Items from a figure collection
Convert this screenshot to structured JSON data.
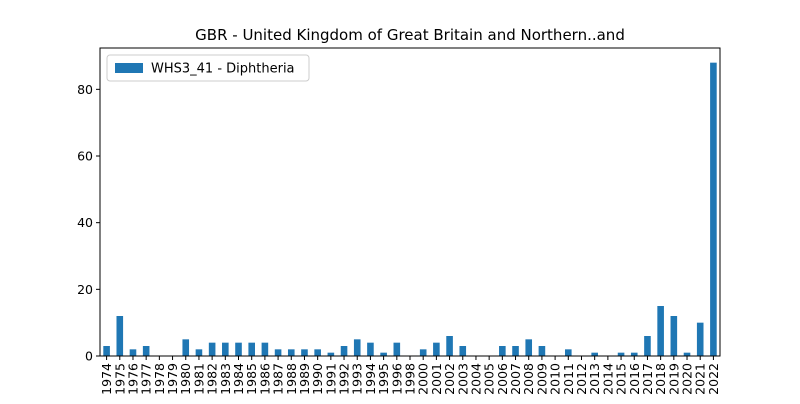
{
  "chart_data": {
    "type": "bar",
    "title": "GBR - United Kingdom of Great Britain and Northern..and",
    "categories": [
      "1974",
      "1975",
      "1976",
      "1977",
      "1978",
      "1979",
      "1980",
      "1981",
      "1982",
      "1983",
      "1984",
      "1985",
      "1986",
      "1987",
      "1988",
      "1989",
      "1990",
      "1991",
      "1992",
      "1993",
      "1994",
      "1995",
      "1996",
      "1998",
      "2000",
      "2001",
      "2002",
      "2003",
      "2004",
      "2005",
      "2006",
      "2007",
      "2008",
      "2009",
      "2010",
      "2011",
      "2012",
      "2013",
      "2014",
      "2015",
      "2016",
      "2017",
      "2018",
      "2019",
      "2020",
      "2021",
      "2022"
    ],
    "series": [
      {
        "name": "WHS3_41 - Diphtheria",
        "color": "#1f77b4",
        "values": [
          3,
          12,
          2,
          3,
          0,
          0,
          5,
          2,
          4,
          4,
          4,
          4,
          4,
          2,
          2,
          2,
          2,
          1,
          3,
          5,
          4,
          1,
          4,
          0,
          2,
          4,
          6,
          3,
          0,
          0,
          3,
          3,
          5,
          3,
          0,
          2,
          0,
          1,
          0,
          1,
          1,
          6,
          15,
          12,
          1,
          10,
          88
        ]
      }
    ],
    "ylim": [
      0,
      92.4
    ],
    "yticks": [
      0,
      20,
      40,
      60,
      80
    ],
    "legend": "upper left",
    "grid": false
  }
}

Exercise details ->
Transcribe the whole listing exactly. Pictures are excluded.

Problem solution ->
Convert this screenshot to structured JSON data.
{
  "chart_data": {
    "type": "bar",
    "title": "GBR - United Kingdom of Great Britain and Northern..and",
    "categories": [
      "1974",
      "1975",
      "1976",
      "1977",
      "1978",
      "1979",
      "1980",
      "1981",
      "1982",
      "1983",
      "1984",
      "1985",
      "1986",
      "1987",
      "1988",
      "1989",
      "1990",
      "1991",
      "1992",
      "1993",
      "1994",
      "1995",
      "1996",
      "1998",
      "2000",
      "2001",
      "2002",
      "2003",
      "2004",
      "2005",
      "2006",
      "2007",
      "2008",
      "2009",
      "2010",
      "2011",
      "2012",
      "2013",
      "2014",
      "2015",
      "2016",
      "2017",
      "2018",
      "2019",
      "2020",
      "2021",
      "2022"
    ],
    "series": [
      {
        "name": "WHS3_41 - Diphtheria",
        "color": "#1f77b4",
        "values": [
          3,
          12,
          2,
          3,
          0,
          0,
          5,
          2,
          4,
          4,
          4,
          4,
          4,
          2,
          2,
          2,
          2,
          1,
          3,
          5,
          4,
          1,
          4,
          0,
          2,
          4,
          6,
          3,
          0,
          0,
          3,
          3,
          5,
          3,
          0,
          2,
          0,
          1,
          0,
          1,
          1,
          6,
          15,
          12,
          1,
          10,
          88
        ]
      }
    ],
    "ylim": [
      0,
      92.4
    ],
    "yticks": [
      0,
      20,
      40,
      60,
      80
    ],
    "legend": "upper left",
    "grid": false
  }
}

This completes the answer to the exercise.